_TO BE DONE_
Below are entries; tally how many lines hold the string "đóng" and answer with only that figure.

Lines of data

★ ★ ★ ★ ★

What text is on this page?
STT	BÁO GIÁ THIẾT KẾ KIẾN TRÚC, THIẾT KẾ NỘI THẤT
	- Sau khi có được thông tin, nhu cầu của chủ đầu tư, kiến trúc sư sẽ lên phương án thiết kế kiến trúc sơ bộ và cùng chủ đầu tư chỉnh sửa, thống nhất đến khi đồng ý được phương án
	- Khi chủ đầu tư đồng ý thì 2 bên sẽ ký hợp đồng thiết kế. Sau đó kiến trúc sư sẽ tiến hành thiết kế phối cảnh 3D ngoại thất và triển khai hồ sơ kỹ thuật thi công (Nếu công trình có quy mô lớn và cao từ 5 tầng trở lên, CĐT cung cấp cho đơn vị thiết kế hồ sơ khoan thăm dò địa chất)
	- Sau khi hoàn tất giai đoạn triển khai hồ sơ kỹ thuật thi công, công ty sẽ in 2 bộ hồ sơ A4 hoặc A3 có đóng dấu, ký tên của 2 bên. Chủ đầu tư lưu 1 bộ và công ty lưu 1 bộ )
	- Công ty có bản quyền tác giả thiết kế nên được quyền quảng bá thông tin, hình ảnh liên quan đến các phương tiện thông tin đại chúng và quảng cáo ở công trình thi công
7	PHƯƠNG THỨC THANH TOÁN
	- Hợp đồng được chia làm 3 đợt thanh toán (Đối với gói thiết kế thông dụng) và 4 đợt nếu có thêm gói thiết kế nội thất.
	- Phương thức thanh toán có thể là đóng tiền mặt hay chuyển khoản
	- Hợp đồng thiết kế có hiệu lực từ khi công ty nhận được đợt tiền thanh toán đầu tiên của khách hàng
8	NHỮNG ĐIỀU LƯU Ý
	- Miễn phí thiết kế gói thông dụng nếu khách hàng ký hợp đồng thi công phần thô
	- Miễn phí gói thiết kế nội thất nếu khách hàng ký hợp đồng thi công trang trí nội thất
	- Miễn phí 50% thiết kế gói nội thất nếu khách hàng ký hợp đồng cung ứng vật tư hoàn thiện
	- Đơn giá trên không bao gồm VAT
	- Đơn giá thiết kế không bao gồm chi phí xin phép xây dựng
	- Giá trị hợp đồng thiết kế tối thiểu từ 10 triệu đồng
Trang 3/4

★ ★ ★ ★ ★

_THE COMPLETED TASK_
2